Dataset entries
.....

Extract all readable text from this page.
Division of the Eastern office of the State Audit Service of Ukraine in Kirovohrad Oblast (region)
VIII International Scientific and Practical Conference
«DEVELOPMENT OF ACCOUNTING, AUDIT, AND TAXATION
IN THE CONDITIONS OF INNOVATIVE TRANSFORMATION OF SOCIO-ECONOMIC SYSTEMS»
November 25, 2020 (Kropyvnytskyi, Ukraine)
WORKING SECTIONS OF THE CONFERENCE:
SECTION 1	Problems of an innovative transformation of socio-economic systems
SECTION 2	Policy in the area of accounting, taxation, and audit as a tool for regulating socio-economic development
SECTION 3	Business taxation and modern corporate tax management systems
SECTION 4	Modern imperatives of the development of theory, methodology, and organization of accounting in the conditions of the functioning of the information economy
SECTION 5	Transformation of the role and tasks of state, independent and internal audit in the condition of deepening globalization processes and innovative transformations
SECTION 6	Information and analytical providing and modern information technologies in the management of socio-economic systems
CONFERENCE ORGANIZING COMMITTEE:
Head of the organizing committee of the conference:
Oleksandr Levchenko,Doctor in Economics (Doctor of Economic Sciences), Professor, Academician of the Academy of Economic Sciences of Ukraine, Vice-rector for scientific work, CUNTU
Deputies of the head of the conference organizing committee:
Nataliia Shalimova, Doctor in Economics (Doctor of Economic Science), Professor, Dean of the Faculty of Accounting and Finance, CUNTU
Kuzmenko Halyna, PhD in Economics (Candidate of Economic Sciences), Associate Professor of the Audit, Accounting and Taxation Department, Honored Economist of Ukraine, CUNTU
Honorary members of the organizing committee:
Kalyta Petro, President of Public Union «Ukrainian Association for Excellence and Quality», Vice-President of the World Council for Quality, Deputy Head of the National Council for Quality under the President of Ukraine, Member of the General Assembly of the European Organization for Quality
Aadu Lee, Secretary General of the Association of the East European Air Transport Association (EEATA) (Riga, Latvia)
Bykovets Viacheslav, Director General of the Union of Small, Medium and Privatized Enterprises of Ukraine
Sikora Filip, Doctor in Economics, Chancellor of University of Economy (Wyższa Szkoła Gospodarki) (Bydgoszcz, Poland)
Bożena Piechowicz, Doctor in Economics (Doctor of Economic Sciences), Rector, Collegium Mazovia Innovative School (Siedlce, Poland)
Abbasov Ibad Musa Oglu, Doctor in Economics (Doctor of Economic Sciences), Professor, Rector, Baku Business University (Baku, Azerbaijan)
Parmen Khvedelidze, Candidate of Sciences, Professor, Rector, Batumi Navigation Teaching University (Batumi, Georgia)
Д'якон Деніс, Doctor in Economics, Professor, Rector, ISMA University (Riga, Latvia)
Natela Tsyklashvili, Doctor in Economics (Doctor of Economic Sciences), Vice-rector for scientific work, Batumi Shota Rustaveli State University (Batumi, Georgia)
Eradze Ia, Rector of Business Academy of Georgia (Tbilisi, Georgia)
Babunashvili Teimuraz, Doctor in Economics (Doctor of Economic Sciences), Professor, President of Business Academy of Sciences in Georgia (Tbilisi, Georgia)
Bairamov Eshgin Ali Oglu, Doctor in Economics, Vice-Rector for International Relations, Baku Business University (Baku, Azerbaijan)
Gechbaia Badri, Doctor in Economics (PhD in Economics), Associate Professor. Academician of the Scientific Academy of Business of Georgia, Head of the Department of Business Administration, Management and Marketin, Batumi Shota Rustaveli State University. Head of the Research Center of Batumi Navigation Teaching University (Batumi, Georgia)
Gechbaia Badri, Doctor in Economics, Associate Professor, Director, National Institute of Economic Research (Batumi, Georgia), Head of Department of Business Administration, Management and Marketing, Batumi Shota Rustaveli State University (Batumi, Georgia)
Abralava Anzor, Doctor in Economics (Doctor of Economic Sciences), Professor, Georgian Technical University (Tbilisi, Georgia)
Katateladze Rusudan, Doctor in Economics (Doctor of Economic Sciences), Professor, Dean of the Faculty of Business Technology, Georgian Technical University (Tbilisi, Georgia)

.....

Task requirements: Output each record exactly, leaving nothing out.

Solution to this problem:
Extract all readable text from this page.
Division of the Eastern office of the State Audit Service of Ukraine in Kirovohrad Oblast (region)
VIII International Scientific and Practical Conference
«DEVELOPMENT OF ACCOUNTING, AUDIT, AND TAXATION
IN THE CONDITIONS OF INNOVATIVE TRANSFORMATION OF SOCIO-ECONOMIC SYSTEMS»
November 25, 2020 (Kropyvnytskyi, Ukraine)
WORKING SECTIONS OF THE CONFERENCE:
SECTION 1	Problems of an innovative transformation of socio-economic systems
SECTION 2	Policy in the area of accounting, taxation, and audit as a tool for regulating socio-economic development
SECTION 3	Business taxation and modern corporate tax management systems
SECTION 4	Modern imperatives of the development of theory, methodology, and organization of accounting in the conditions of the functioning of the information economy
SECTION 5	Transformation of the role and tasks of state, independent and internal audit in the condition of deepening globalization processes and innovative transformations
SECTION 6	Information and analytical providing and modern information technologies in the management of socio-economic systems
CONFERENCE ORGANIZING COMMITTEE:
Head of the organizing committee of the conference:
Oleksandr Levchenko,Doctor in Economics (Doctor of Economic Sciences), Professor, Academician of the Academy of Economic Sciences of Ukraine, Vice-rector for scientific work, CUNTU
Deputies of the head of the conference organizing committee:
Nataliia Shalimova, Doctor in Economics (Doctor of Economic Science), Professor, Dean of the Faculty of Accounting and Finance, CUNTU
Kuzmenko Halyna, PhD in Economics (Candidate of Economic Sciences), Associate Professor of the Audit, Accounting and Taxation Department, Honored Economist of Ukraine, CUNTU
Honorary members of the organizing committee:
Kalyta Petro, President of Public Union «Ukrainian Association for Excellence and Quality», Vice-President of the World Council for Quality, Deputy Head of the National Council for Quality under the President of Ukraine, Member of the General Assembly of the European Organization for Quality
Aadu Lee, Secretary General of the Association of the East European Air Transport Association (EEATA) (Riga, Latvia)
Bykovets Viacheslav, Director General of the Union of Small, Medium and Privatized Enterprises of Ukraine
Sikora Filip, Doctor in Economics, Chancellor of University of Economy (Wyższa Szkoła Gospodarki) (Bydgoszcz, Poland)
Bożena Piechowicz, Doctor in Economics (Doctor of Economic Sciences), Rector, Collegium Mazovia Innovative School (Siedlce, Poland)
Abbasov Ibad Musa Oglu, Doctor in Economics (Doctor of Economic Sciences), Professor, Rector, Baku Business University (Baku, Azerbaijan)
Parmen Khvedelidze, Candidate of Sciences, Professor, Rector, Batumi Navigation Teaching University (Batumi, Georgia)
Д'якон Деніс, Doctor in Economics, Professor, Rector, ISMA University (Riga, Latvia)
Natela Tsyklashvili, Doctor in Economics (Doctor of Economic Sciences), Vice-rector for scientific work, Batumi Shota Rustaveli State University (Batumi, Georgia)
Eradze Ia, Rector of Business Academy of Georgia (Tbilisi, Georgia)
Babunashvili Teimuraz, Doctor in Economics (Doctor of Economic Sciences), Professor, President of Business Academy of Sciences in Georgia (Tbilisi, Georgia)
Bairamov Eshgin Ali Oglu, Doctor in Economics, Vice-Rector for International Relations, Baku Business University (Baku, Azerbaijan)
Gechbaia Badri, Doctor in Economics (PhD in Economics), Associate Professor. Academician of the Scientific Academy of Business of Georgia, Head of the Department of Business Administration, Management and Marketin, Batumi Shota Rustaveli State University. Head of the Research Center of Batumi Navigation Teaching University (Batumi, Georgia)
Gechbaia Badri, Doctor in Economics, Associate Professor, Director, National Institute of Economic Research (Batumi, Georgia), Head of Department of Business Administration, Management and Marketing, Batumi Shota Rustaveli State University (Batumi, Georgia)
Abralava Anzor, Doctor in Economics (Doctor of Economic Sciences), Professor, Georgian Technical University (Tbilisi, Georgia)
Katateladze Rusudan, Doctor in Economics (Doctor of Economic Sciences), Professor, Dean of the Faculty of Business Technology, Georgian Technical University (Tbilisi, Georgia)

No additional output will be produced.